_Dataset items:_
******************************

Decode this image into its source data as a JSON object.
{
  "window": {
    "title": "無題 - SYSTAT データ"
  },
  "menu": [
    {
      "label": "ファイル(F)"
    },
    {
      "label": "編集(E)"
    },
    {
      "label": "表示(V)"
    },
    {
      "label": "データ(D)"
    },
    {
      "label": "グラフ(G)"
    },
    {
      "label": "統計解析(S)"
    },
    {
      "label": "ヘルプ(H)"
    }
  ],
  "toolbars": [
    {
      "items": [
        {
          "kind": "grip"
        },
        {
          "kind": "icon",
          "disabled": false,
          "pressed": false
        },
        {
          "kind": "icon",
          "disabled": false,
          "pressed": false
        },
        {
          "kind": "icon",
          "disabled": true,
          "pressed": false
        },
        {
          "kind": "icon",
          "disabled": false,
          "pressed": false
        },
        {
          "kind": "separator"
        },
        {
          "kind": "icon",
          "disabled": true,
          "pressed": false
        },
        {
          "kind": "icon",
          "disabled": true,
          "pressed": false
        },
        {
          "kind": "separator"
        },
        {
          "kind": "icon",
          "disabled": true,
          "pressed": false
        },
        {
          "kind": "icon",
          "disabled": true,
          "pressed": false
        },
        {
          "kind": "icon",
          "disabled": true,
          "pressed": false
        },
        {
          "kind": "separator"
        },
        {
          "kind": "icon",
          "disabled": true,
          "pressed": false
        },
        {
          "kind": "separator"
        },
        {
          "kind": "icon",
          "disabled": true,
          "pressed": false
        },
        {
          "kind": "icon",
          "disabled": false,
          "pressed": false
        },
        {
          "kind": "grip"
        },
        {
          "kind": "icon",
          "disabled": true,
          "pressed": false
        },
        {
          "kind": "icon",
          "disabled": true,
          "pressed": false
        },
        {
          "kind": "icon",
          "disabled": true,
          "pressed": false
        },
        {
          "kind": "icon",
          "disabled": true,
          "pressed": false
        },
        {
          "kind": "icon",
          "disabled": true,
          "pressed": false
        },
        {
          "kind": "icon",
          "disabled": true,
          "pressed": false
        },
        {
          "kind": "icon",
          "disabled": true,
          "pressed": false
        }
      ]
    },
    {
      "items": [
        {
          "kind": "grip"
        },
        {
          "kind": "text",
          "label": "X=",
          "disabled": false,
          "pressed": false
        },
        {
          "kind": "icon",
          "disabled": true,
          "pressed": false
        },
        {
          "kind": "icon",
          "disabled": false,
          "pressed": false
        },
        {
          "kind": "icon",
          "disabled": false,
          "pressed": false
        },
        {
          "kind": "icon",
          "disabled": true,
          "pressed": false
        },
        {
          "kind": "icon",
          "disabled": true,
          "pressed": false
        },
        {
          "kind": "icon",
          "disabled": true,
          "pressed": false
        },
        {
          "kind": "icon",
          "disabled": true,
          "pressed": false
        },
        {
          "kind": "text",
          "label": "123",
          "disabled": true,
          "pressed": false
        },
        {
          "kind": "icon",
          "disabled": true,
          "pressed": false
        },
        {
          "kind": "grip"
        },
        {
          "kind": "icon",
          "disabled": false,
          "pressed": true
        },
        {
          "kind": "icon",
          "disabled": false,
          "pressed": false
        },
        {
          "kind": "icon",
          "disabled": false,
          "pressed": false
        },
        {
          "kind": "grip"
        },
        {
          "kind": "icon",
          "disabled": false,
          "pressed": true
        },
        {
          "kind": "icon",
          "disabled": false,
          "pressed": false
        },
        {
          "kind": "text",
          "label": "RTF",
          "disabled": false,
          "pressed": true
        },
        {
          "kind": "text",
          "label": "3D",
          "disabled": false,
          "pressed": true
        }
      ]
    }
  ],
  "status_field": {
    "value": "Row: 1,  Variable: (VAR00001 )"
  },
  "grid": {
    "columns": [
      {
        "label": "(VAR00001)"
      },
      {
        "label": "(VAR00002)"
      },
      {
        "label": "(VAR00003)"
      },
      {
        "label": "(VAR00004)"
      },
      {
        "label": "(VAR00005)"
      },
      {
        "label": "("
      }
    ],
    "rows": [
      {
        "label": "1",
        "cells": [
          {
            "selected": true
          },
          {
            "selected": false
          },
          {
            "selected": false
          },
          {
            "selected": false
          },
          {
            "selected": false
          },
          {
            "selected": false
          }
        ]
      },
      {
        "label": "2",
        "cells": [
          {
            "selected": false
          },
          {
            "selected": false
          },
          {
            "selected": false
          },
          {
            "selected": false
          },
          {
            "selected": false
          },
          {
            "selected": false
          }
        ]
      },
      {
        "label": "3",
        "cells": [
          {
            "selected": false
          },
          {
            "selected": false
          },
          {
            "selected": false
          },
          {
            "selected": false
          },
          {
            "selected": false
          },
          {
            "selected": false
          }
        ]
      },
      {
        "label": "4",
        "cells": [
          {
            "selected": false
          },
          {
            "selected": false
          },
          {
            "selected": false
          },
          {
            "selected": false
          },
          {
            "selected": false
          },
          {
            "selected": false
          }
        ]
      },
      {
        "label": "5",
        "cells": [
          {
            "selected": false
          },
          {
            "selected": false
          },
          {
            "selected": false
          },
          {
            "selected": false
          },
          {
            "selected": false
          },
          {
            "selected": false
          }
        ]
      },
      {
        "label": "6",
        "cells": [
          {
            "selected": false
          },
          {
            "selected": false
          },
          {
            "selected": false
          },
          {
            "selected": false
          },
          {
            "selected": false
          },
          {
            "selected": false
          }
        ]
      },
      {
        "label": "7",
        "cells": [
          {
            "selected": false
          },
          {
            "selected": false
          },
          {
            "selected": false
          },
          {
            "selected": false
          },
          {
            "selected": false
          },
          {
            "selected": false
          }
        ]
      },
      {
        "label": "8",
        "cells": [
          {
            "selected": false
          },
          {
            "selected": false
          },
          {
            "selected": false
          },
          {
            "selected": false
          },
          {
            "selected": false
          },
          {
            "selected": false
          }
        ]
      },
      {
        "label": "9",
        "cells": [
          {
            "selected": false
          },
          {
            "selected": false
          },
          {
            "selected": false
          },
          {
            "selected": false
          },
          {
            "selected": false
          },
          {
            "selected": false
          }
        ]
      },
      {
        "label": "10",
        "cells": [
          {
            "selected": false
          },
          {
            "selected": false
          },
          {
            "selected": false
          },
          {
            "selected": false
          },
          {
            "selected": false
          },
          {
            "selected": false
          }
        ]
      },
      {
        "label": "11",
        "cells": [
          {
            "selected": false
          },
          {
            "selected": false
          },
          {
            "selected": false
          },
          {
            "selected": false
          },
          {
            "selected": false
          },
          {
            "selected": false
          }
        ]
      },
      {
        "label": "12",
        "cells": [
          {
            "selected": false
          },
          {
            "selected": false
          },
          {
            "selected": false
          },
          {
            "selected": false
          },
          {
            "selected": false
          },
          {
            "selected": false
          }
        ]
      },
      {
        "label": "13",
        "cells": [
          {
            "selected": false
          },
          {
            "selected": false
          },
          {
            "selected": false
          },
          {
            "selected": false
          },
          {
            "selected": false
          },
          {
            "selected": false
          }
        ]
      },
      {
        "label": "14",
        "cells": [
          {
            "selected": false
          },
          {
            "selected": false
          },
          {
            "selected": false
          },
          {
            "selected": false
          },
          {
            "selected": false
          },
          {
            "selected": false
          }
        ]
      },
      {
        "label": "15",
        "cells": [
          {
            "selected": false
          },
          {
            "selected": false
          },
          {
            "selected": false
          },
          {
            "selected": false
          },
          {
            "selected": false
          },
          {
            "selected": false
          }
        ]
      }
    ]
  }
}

******************************

All of the material above needs to be retyped word for word.

Decode this image into its source data as a JSON object.
{
  "window": {
    "title": "無題 - SYSTAT データ"
  },
  "menu": [
    {
      "label": "ファイル(F)"
    },
    {
      "label": "編集(E)"
    },
    {
      "label": "表示(V)"
    },
    {
      "label": "データ(D)"
    },
    {
      "label": "グラフ(G)"
    },
    {
      "label": "統計解析(S)"
    },
    {
      "label": "ヘルプ(H)"
    }
  ],
  "toolbars": [
    {
      "items": [
        {
          "kind": "grip"
        },
        {
          "kind": "icon",
          "disabled": false,
          "pressed": false
        },
        {
          "kind": "icon",
          "disabled": false,
          "pressed": false
        },
        {
          "kind": "icon",
          "disabled": true,
          "pressed": false
        },
        {
          "kind": "icon",
          "disabled": false,
          "pressed": false
        },
        {
          "kind": "separator"
        },
        {
          "kind": "icon",
          "disabled": true,
          "pressed": false
        },
        {
          "kind": "icon",
          "disabled": true,
          "pressed": false
        },
        {
          "kind": "separator"
        },
        {
          "kind": "icon",
          "disabled": true,
          "pressed": false
        },
        {
          "kind": "icon",
          "disabled": true,
          "pressed": false
        },
        {
          "kind": "icon",
          "disabled": true,
          "pressed": false
        },
        {
          "kind": "separator"
        },
        {
          "kind": "icon",
          "disabled": true,
          "pressed": false
        },
        {
          "kind": "separator"
        },
        {
          "kind": "icon",
          "disabled": true,
          "pressed": false
        },
        {
          "kind": "icon",
          "disabled": false,
          "pressed": false
        },
        {
          "kind": "grip"
        },
        {
          "kind": "icon",
          "disabled": true,
          "pressed": false
        },
        {
          "kind": "icon",
          "disabled": true,
          "pressed": false
        },
        {
          "kind": "icon",
          "disabled": true,
          "pressed": false
        },
        {
          "kind": "icon",
          "disabled": true,
          "pressed": false
        },
        {
          "kind": "icon",
          "disabled": true,
          "pressed": false
        },
        {
          "kind": "icon",
          "disabled": true,
          "pressed": false
        },
        {
          "kind": "icon",
          "disabled": true,
          "pressed": false
        }
      ]
    },
    {
      "items": [
        {
          "kind": "grip"
        },
        {
          "kind": "text",
          "label": "X=",
          "disabled": false,
          "pressed": false
        },
        {
          "kind": "icon",
          "disabled": true,
          "pressed": false
        },
        {
          "kind": "icon",
          "disabled": false,
          "pressed": false
        },
        {
          "kind": "icon",
          "disabled": false,
          "pressed": false
        },
        {
          "kind": "icon",
          "disabled": true,
          "pressed": false
        },
        {
          "kind": "icon",
          "disabled": true,
          "pressed": false
        },
        {
          "kind": "icon",
          "disabled": true,
          "pressed": false
        },
        {
          "kind": "icon",
          "disabled": true,
          "pressed": false
        },
        {
          "kind": "text",
          "label": "123",
          "disabled": true,
          "pressed": false
        },
        {
          "kind": "icon",
          "disabled": true,
          "pressed": false
        },
        {
          "kind": "grip"
        },
        {
          "kind": "icon",
          "disabled": false,
          "pressed": true
        },
        {
          "kind": "icon",
          "disabled": false,
          "pressed": false
        },
        {
          "kind": "icon",
          "disabled": false,
          "pressed": false
        },
        {
          "kind": "grip"
        },
        {
          "kind": "icon",
          "disabled": false,
          "pressed": true
        },
        {
          "kind": "icon",
          "disabled": false,
          "pressed": false
        },
        {
          "kind": "text",
          "label": "RTF",
          "disabled": false,
          "pressed": true
        },
        {
          "kind": "text",
          "label": "3D",
          "disabled": false,
          "pressed": true
        }
      ]
    }
  ],
  "status_field": {
    "value": "Row: 1,  Variable: (VAR00001 )"
  },
  "grid": {
    "columns": [
      {
        "label": "(VAR00001)"
      },
      {
        "label": "(VAR00002)"
      },
      {
        "label": "(VAR00003)"
      },
      {
        "label": "(VAR00004)"
      },
      {
        "label": "(VAR00005)"
      },
      {
        "label": "("
      }
    ],
    "rows": [
      {
        "label": "1",
        "cells": [
          {
            "selected": true
          },
          {
            "selected": false
          },
          {
            "selected": false
          },
          {
            "selected": false
          },
          {
            "selected": false
          },
          {
            "selected": false
          }
        ]
      },
      {
        "label": "2",
        "cells": [
          {
            "selected": false
          },
          {
            "selected": false
          },
          {
            "selected": false
          },
          {
            "selected": false
          },
          {
            "selected": false
          },
          {
            "selected": false
          }
        ]
      },
      {
        "label": "3",
        "cells": [
          {
            "selected": false
          },
          {
            "selected": false
          },
          {
            "selected": false
          },
          {
            "selected": false
          },
          {
            "selected": false
          },
          {
            "selected": false
          }
        ]
      },
      {
        "label": "4",
        "cells": [
          {
            "selected": false
          },
          {
            "selected": false
          },
          {
            "selected": false
          },
          {
            "selected": false
          },
          {
            "selected": false
          },
          {
            "selected": false
          }
        ]
      },
      {
        "label": "5",
        "cells": [
          {
            "selected": false
          },
          {
            "selected": false
          },
          {
            "selected": false
          },
          {
            "selected": false
          },
          {
            "selected": false
          },
          {
            "selected": false
          }
        ]
      },
      {
        "label": "6",
        "cells": [
          {
            "selected": false
          },
          {
            "selected": false
          },
          {
            "selected": false
          },
          {
            "selected": false
          },
          {
            "selected": false
          },
          {
            "selected": false
          }
        ]
      },
      {
        "label": "7",
        "cells": [
          {
            "selected": false
          },
          {
            "selected": false
          },
          {
            "selected": false
          },
          {
            "selected": false
          },
          {
            "selected": false
          },
          {
            "selected": false
          }
        ]
      },
      {
        "label": "8",
        "cells": [
          {
            "selected": false
          },
          {
            "selected": false
          },
          {
            "selected": false
          },
          {
            "selected": false
          },
          {
            "selected": false
          },
          {
            "selected": false
          }
        ]
      },
      {
        "label": "9",
        "cells": [
          {
            "selected": false
          },
          {
            "selected": false
          },
          {
            "selected": false
          },
          {
            "selected": false
          },
          {
            "selected": false
          },
          {
            "selected": false
          }
        ]
      },
      {
        "label": "10",
        "cells": [
          {
            "selected": false
          },
          {
            "selected": false
          },
          {
            "selected": false
          },
          {
            "selected": false
          },
          {
            "selected": false
          },
          {
            "selected": false
          }
        ]
      },
      {
        "label": "11",
        "cells": [
          {
            "selected": false
          },
          {
            "selected": false
          },
          {
            "selected": false
          },
          {
            "selected": false
          },
          {
            "selected": false
          },
          {
            "selected": false
          }
        ]
      },
      {
        "label": "12",
        "cells": [
          {
            "selected": false
          },
          {
            "selected": false
          },
          {
            "selected": false
          },
          {
            "selected": false
          },
          {
            "selected": false
          },
          {
            "selected": false
          }
        ]
      },
      {
        "label": "13",
        "cells": [
          {
            "selected": false
          },
          {
            "selected": false
          },
          {
            "selected": false
          },
          {
            "selected": false
          },
          {
            "selected": false
          },
          {
            "selected": false
          }
        ]
      },
      {
        "label": "14",
        "cells": [
          {
            "selected": false
          },
          {
            "selected": false
          },
          {
            "selected": false
          },
          {
            "selected": false
          },
          {
            "selected": false
          },
          {
            "selected": false
          }
        ]
      },
      {
        "label": "15",
        "cells": [
          {
            "selected": false
          },
          {
            "selected": false
          },
          {
            "selected": false
          },
          {
            "selected": false
          },
          {
            "selected": false
          },
          {
            "selected": false
          }
        ]
      }
    ]
  }
}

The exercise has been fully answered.